## Entries supplied
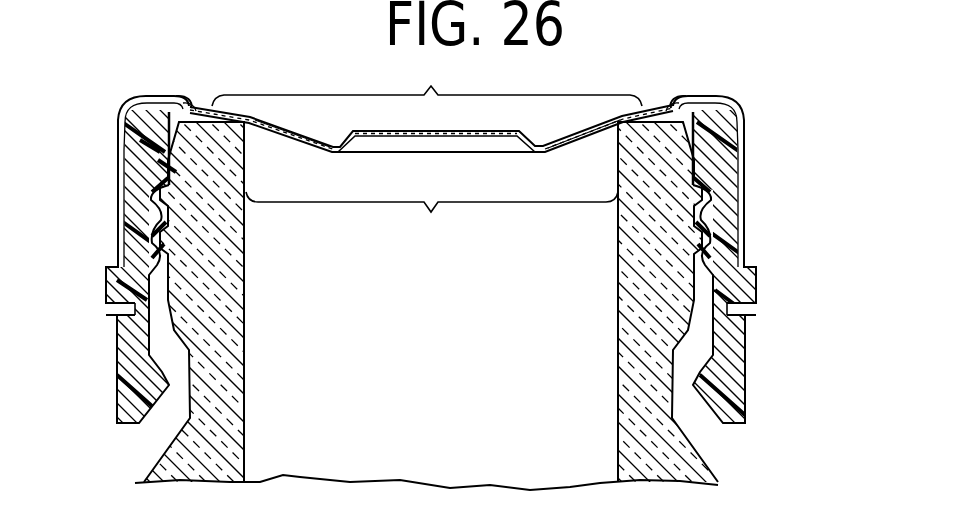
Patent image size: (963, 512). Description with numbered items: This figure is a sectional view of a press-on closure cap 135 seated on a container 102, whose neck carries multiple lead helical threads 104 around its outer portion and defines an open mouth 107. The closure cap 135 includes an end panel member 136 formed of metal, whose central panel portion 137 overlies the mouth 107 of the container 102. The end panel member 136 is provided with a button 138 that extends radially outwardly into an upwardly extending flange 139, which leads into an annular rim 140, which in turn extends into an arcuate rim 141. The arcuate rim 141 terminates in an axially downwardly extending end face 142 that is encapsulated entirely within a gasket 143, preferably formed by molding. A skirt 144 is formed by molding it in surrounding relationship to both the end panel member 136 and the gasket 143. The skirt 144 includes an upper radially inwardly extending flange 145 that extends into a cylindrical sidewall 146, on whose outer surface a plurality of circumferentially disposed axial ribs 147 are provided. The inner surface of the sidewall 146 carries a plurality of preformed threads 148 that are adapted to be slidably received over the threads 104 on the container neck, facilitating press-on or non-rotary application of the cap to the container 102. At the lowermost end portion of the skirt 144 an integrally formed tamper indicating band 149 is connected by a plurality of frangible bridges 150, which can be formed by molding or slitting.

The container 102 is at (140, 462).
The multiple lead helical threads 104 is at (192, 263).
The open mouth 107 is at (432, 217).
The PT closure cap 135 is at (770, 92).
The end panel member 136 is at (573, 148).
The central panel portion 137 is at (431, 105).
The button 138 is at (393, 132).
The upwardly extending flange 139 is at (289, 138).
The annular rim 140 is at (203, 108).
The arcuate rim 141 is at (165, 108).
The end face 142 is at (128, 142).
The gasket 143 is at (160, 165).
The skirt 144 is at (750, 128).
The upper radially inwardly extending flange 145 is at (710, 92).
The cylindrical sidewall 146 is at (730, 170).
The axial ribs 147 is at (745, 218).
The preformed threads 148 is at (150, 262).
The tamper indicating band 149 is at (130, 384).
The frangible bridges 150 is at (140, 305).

## Short problem
Rewrite the material above as a two-column CSV with the headers text and answer. Give each text and its answer one row, with each value in a single quoted field and line breaks replaced by spaces, and leave out the pictures.

## Solution
text,answer
"Patent image size: (963, 512). Description with numbered items: This figure is a sectional view of a press-on closure cap 135 seated on a container 102, whose neck carries multiple lead helical threads 104 around its outer portion and defines an open mouth 107. The closure cap 135 includes an end panel member 136 formed of metal, whose central panel portion 137 overlies the mouth 107 of the container 102. The end panel member 136 is provided with a button 138 that extends radially outwardly into an upwardly extending flange 139, which leads into an annular rim 140, which in turn extends into an arcuate rim 141. The arcuate rim 141 terminates in an axially downwardly extending end face 142 that is encapsulated entirely within a gasket 143, preferably formed by molding. A skirt 144 is formed by molding it in surrounding relationship to both the end panel member 136 and the gasket 143. The skirt 144 includes an upper radially inwardly extending flange 145 that extends into a cylindrical sidewall 146, on whose outer surface a plurality of circumferentially disposed axial ribs 147 are provided. The inner surface of the sidewall 146 carries a plurality of preformed threads 148 that are adapted to be slidably received over the threads 104 on the container neck, facilitating press-on or non-rotary application of the cap to the container 102. At the lowermost end portion of the skirt 144 an integrally formed tamper indicating band 149 is connected by a plurality of frangible bridges 150, which can be formed by molding or slitting.","The container 102 is at (140, 462). The multiple lead helical threads 104 is at (192, 263). The open mouth 107 is at (432, 217). The PT closure cap 135 is at (770, 92). The end panel member 136 is at (573, 148). The central panel portion 137 is at (431, 105). The button 138 is at (393, 132). The upwardly extending flange 139 is at (289, 138). The annular rim 140 is at (203, 108). The arcuate rim 141 is at (165, 108). The end face 142 is at (128, 142). The gasket 143 is at (160, 165). The skirt 144 is at (750, 128). The upper radially inwardly extending flange 145 is at (710, 92). The cylindrical sidewall 146 is at (730, 170). The axial ribs 147 is at (745, 218). The preformed threads 148 is at (150, 262). The tamper indicating band 149 is at (130, 384). The frangible bridges 150 is at (140, 305)."